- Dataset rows
* * *

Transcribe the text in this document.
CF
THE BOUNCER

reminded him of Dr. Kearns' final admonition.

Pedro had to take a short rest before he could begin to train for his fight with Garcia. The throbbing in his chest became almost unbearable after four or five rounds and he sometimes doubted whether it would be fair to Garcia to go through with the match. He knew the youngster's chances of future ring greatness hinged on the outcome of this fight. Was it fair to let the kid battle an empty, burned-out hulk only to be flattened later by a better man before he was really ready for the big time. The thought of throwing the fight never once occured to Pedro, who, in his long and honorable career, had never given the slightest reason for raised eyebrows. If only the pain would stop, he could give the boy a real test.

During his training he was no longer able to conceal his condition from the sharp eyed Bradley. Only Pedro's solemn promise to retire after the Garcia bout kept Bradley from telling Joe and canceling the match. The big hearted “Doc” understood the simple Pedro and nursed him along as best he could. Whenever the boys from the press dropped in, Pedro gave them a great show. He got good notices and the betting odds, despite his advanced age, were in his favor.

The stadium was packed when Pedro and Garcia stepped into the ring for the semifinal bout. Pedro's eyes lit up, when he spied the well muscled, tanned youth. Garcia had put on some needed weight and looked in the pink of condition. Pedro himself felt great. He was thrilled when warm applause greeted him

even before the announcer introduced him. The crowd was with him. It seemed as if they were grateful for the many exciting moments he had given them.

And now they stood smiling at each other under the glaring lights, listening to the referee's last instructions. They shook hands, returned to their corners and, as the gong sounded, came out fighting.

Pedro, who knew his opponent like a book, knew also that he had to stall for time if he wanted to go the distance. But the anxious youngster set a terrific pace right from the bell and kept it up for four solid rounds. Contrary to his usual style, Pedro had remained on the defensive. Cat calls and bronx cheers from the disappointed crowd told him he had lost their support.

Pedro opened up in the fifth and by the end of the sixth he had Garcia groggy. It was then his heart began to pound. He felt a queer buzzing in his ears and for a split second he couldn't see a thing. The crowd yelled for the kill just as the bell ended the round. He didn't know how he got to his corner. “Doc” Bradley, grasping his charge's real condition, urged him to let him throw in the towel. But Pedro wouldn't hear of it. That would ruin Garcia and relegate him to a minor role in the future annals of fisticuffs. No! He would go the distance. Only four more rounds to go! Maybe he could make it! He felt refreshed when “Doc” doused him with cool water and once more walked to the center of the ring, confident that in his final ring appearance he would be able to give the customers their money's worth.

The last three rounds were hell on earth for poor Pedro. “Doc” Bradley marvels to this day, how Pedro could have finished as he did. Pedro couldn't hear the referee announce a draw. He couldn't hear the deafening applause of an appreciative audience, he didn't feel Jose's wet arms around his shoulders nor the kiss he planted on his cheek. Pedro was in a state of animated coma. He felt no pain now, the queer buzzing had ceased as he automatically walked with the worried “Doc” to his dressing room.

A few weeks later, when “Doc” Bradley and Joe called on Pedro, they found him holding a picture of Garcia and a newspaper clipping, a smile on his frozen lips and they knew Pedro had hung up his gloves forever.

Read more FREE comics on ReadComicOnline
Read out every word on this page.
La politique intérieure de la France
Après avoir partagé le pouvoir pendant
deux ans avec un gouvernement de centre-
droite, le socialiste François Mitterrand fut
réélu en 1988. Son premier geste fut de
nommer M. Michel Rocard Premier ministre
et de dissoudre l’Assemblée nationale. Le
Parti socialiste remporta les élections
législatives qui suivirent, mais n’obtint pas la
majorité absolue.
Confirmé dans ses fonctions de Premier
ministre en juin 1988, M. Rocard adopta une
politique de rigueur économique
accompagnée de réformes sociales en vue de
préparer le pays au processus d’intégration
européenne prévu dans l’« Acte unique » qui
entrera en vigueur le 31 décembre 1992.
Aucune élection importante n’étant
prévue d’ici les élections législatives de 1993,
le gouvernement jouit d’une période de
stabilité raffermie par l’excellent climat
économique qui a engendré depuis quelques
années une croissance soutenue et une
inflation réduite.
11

* * *

Return every entry verbatim.

- Task result
Transcribe the text in this document.
CF
THE BOUNCER

reminded him of Dr. Kearns' final admonition.

Pedro had to take a short rest before he could begin to train for his fight with Garcia. The throbbing in his chest became almost unbearable after four or five rounds and he sometimes doubted whether it would be fair to Garcia to go through with the match. He knew the youngster's chances of future ring greatness hinged on the outcome of this fight. Was it fair to let the kid battle an empty, burned-out hulk only to be flattened later by a better man before he was really ready for the big time. The thought of throwing the fight never once occured to Pedro, who, in his long and honorable career, had never given the slightest reason for raised eyebrows. If only the pain would stop, he could give the boy a real test.

During his training he was no longer able to conceal his condition from the sharp eyed Bradley. Only Pedro's solemn promise to retire after the Garcia bout kept Bradley from telling Joe and canceling the match. The big hearted “Doc” understood the simple Pedro and nursed him along as best he could. Whenever the boys from the press dropped in, Pedro gave them a great show. He got good notices and the betting odds, despite his advanced age, were in his favor.

The stadium was packed when Pedro and Garcia stepped into the ring for the semifinal bout. Pedro's eyes lit up, when he spied the well muscled, tanned youth. Garcia had put on some needed weight and looked in the pink of condition. Pedro himself felt great. He was thrilled when warm applause greeted him

even before the announcer introduced him. The crowd was with him. It seemed as if they were grateful for the many exciting moments he had given them.

And now they stood smiling at each other under the glaring lights, listening to the referee's last instructions. They shook hands, returned to their corners and, as the gong sounded, came out fighting.

Pedro, who knew his opponent like a book, knew also that he had to stall for time if he wanted to go the distance. But the anxious youngster set a terrific pace right from the bell and kept it up for four solid rounds. Contrary to his usual style, Pedro had remained on the defensive. Cat calls and bronx cheers from the disappointed crowd told him he had lost their support.

Pedro opened up in the fifth and by the end of the sixth he had Garcia groggy. It was then his heart began to pound. He felt a queer buzzing in his ears and for a split second he couldn't see a thing. The crowd yelled for the kill just as the bell ended the round. He didn't know how he got to his corner. “Doc” Bradley, grasping his charge's real condition, urged him to let him throw in the towel. But Pedro wouldn't hear of it. That would ruin Garcia and relegate him to a minor role in the future annals of fisticuffs. No! He would go the distance. Only four more rounds to go! Maybe he could make it! He felt refreshed when “Doc” doused him with cool water and once more walked to the center of the ring, confident that in his final ring appearance he would be able to give the customers their money's worth.

The last three rounds were hell on earth for poor Pedro. “Doc” Bradley marvels to this day, how Pedro could have finished as he did. Pedro couldn't hear the referee announce a draw. He couldn't hear the deafening applause of an appreciative audience, he didn't feel Jose's wet arms around his shoulders nor the kiss he planted on his cheek. Pedro was in a state of animated coma. He felt no pain now, the queer buzzing had ceased as he automatically walked with the worried “Doc” to his dressing room.

A few weeks later, when “Doc” Bradley and Joe called on Pedro, they found him holding a picture of Garcia and a newspaper clipping, a smile on his frozen lips and they knew Pedro had hung up his gloves forever.

Read more FREE comics on ReadComicOnline
Read out every word on this page.
La politique intérieure de la France
Après avoir partagé le pouvoir pendant
deux ans avec un gouvernement de centre-
droite, le socialiste François Mitterrand fut
réélu en 1988. Son premier geste fut de
nommer M. Michel Rocard Premier ministre
et de dissoudre l’Assemblée nationale. Le
Parti socialiste remporta les élections
législatives qui suivirent, mais n’obtint pas la
majorité absolue.
Confirmé dans ses fonctions de Premier
ministre en juin 1988, M. Rocard adopta une
politique de rigueur économique
accompagnée de réformes sociales en vue de
préparer le pays au processus d’intégration
européenne prévu dans l’« Acte unique » qui
entrera en vigueur le 31 décembre 1992.
Aucune élection importante n’étant
prévue d’ici les élections législatives de 1993,
le gouvernement jouit d’une période de
stabilité raffermie par l’excellent climat
économique qui a engendré depuis quelques
années une croissance soutenue et une
inflation réduite.
11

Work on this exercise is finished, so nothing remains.